**Task requirements**. Transcribe every line, keeping it exact.

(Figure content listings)

☆ ☆ ☆ ☆ ☆

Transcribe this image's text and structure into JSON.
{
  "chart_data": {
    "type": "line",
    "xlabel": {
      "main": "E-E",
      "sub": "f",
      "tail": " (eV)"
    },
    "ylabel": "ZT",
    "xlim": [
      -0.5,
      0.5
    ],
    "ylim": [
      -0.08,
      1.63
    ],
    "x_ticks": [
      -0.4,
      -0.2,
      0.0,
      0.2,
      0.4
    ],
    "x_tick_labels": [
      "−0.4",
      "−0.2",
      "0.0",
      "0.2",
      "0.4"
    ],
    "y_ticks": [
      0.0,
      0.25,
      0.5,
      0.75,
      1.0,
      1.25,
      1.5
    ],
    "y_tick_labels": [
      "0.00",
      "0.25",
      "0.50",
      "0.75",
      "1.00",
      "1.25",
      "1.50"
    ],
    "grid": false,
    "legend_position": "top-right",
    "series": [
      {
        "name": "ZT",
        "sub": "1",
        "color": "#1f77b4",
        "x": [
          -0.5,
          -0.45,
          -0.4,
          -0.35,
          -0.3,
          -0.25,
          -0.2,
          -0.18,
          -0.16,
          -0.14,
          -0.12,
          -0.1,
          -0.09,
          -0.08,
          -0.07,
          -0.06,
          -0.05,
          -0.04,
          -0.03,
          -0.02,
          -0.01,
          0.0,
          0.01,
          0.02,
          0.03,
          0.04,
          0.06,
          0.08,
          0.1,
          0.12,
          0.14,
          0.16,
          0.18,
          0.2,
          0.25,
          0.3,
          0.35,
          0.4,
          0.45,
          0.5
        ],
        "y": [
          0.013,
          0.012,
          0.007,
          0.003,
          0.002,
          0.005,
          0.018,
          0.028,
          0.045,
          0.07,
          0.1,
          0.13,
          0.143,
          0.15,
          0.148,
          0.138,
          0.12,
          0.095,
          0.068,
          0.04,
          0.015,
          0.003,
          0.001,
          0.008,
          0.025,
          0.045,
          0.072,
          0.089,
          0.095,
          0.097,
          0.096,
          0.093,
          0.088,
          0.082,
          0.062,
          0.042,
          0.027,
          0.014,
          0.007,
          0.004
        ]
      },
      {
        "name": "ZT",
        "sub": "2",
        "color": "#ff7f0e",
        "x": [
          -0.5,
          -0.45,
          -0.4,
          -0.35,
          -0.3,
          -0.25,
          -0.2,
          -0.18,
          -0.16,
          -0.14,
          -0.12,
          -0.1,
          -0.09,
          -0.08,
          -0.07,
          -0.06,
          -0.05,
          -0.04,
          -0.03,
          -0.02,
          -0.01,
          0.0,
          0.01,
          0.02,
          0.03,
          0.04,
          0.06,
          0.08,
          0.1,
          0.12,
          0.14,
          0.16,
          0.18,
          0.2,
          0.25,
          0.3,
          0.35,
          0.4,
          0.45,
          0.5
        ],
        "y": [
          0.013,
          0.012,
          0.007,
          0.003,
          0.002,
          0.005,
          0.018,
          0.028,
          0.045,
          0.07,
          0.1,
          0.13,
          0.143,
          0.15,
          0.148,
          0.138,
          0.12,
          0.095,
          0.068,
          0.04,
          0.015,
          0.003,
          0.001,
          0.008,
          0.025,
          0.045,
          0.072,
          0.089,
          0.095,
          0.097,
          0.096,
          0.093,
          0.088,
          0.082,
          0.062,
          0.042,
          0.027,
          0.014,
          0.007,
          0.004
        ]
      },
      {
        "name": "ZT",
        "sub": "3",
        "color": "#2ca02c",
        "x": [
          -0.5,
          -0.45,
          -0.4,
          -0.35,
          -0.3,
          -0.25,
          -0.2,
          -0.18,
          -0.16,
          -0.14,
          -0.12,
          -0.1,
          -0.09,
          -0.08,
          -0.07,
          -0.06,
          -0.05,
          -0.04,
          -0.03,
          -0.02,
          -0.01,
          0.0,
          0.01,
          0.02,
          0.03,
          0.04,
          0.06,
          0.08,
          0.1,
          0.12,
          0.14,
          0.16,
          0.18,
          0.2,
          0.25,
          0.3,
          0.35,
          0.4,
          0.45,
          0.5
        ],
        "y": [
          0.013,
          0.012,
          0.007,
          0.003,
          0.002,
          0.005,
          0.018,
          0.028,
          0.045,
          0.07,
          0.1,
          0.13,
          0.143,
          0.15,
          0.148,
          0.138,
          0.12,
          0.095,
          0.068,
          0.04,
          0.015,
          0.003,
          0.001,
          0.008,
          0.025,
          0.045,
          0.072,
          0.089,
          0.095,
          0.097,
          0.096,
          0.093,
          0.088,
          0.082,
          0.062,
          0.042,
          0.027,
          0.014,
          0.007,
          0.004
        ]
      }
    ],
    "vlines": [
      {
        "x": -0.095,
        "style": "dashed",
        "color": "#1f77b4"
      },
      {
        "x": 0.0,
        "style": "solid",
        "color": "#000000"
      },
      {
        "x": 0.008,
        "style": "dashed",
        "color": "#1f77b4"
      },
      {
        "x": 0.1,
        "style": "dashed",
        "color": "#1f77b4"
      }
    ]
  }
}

☆ ☆ ☆ ☆ ☆

**Exercise solution**.
Transcribe this image's text and structure into JSON.
{
  "chart_data": {
    "type": "line",
    "xlabel": {
      "main": "E-E",
      "sub": "f",
      "tail": " (eV)"
    },
    "ylabel": "ZT",
    "xlim": [
      -0.5,
      0.5
    ],
    "ylim": [
      -0.08,
      1.63
    ],
    "x_ticks": [
      -0.4,
      -0.2,
      0.0,
      0.2,
      0.4
    ],
    "x_tick_labels": [
      "−0.4",
      "−0.2",
      "0.0",
      "0.2",
      "0.4"
    ],
    "y_ticks": [
      0.0,
      0.25,
      0.5,
      0.75,
      1.0,
      1.25,
      1.5
    ],
    "y_tick_labels": [
      "0.00",
      "0.25",
      "0.50",
      "0.75",
      "1.00",
      "1.25",
      "1.50"
    ],
    "grid": false,
    "legend_position": "top-right",
    "series": [
      {
        "name": "ZT",
        "sub": "1",
        "color": "#1f77b4",
        "x": [
          -0.5,
          -0.45,
          -0.4,
          -0.35,
          -0.3,
          -0.25,
          -0.2,
          -0.18,
          -0.16,
          -0.14,
          -0.12,
          -0.1,
          -0.09,
          -0.08,
          -0.07,
          -0.06,
          -0.05,
          -0.04,
          -0.03,
          -0.02,
          -0.01,
          0.0,
          0.01,
          0.02,
          0.03,
          0.04,
          0.06,
          0.08,
          0.1,
          0.12,
          0.14,
          0.16,
          0.18,
          0.2,
          0.25,
          0.3,
          0.35,
          0.4,
          0.45,
          0.5
        ],
        "y": [
          0.013,
          0.012,
          0.007,
          0.003,
          0.002,
          0.005,
          0.018,
          0.028,
          0.045,
          0.07,
          0.1,
          0.13,
          0.143,
          0.15,
          0.148,
          0.138,
          0.12,
          0.095,
          0.068,
          0.04,
          0.015,
          0.003,
          0.001,
          0.008,
          0.025,
          0.045,
          0.072,
          0.089,
          0.095,
          0.097,
          0.096,
          0.093,
          0.088,
          0.082,
          0.062,
          0.042,
          0.027,
          0.014,
          0.007,
          0.004
        ]
      },
      {
        "name": "ZT",
        "sub": "2",
        "color": "#ff7f0e",
        "x": [
          -0.5,
          -0.45,
          -0.4,
          -0.35,
          -0.3,
          -0.25,
          -0.2,
          -0.18,
          -0.16,
          -0.14,
          -0.12,
          -0.1,
          -0.09,
          -0.08,
          -0.07,
          -0.06,
          -0.05,
          -0.04,
          -0.03,
          -0.02,
          -0.01,
          0.0,
          0.01,
          0.02,
          0.03,
          0.04,
          0.06,
          0.08,
          0.1,
          0.12,
          0.14,
          0.16,
          0.18,
          0.2,
          0.25,
          0.3,
          0.35,
          0.4,
          0.45,
          0.5
        ],
        "y": [
          0.013,
          0.012,
          0.007,
          0.003,
          0.002,
          0.005,
          0.018,
          0.028,
          0.045,
          0.07,
          0.1,
          0.13,
          0.143,
          0.15,
          0.148,
          0.138,
          0.12,
          0.095,
          0.068,
          0.04,
          0.015,
          0.003,
          0.001,
          0.008,
          0.025,
          0.045,
          0.072,
          0.089,
          0.095,
          0.097,
          0.096,
          0.093,
          0.088,
          0.082,
          0.062,
          0.042,
          0.027,
          0.014,
          0.007,
          0.004
        ]
      },
      {
        "name": "ZT",
        "sub": "3",
        "color": "#2ca02c",
        "x": [
          -0.5,
          -0.45,
          -0.4,
          -0.35,
          -0.3,
          -0.25,
          -0.2,
          -0.18,
          -0.16,
          -0.14,
          -0.12,
          -0.1,
          -0.09,
          -0.08,
          -0.07,
          -0.06,
          -0.05,
          -0.04,
          -0.03,
          -0.02,
          -0.01,
          0.0,
          0.01,
          0.02,
          0.03,
          0.04,
          0.06,
          0.08,
          0.1,
          0.12,
          0.14,
          0.16,
          0.18,
          0.2,
          0.25,
          0.3,
          0.35,
          0.4,
          0.45,
          0.5
        ],
        "y": [
          0.013,
          0.012,
          0.007,
          0.003,
          0.002,
          0.005,
          0.018,
          0.028,
          0.045,
          0.07,
          0.1,
          0.13,
          0.143,
          0.15,
          0.148,
          0.138,
          0.12,
          0.095,
          0.068,
          0.04,
          0.015,
          0.003,
          0.001,
          0.008,
          0.025,
          0.045,
          0.072,
          0.089,
          0.095,
          0.097,
          0.096,
          0.093,
          0.088,
          0.082,
          0.062,
          0.042,
          0.027,
          0.014,
          0.007,
          0.004
        ]
      }
    ],
    "vlines": [
      {
        "x": -0.095,
        "style": "dashed",
        "color": "#1f77b4"
      },
      {
        "x": 0.0,
        "style": "solid",
        "color": "#000000"
      },
      {
        "x": 0.008,
        "style": "dashed",
        "color": "#1f77b4"
      },
      {
        "x": 0.1,
        "style": "dashed",
        "color": "#1f77b4"
      }
    ]
  }
}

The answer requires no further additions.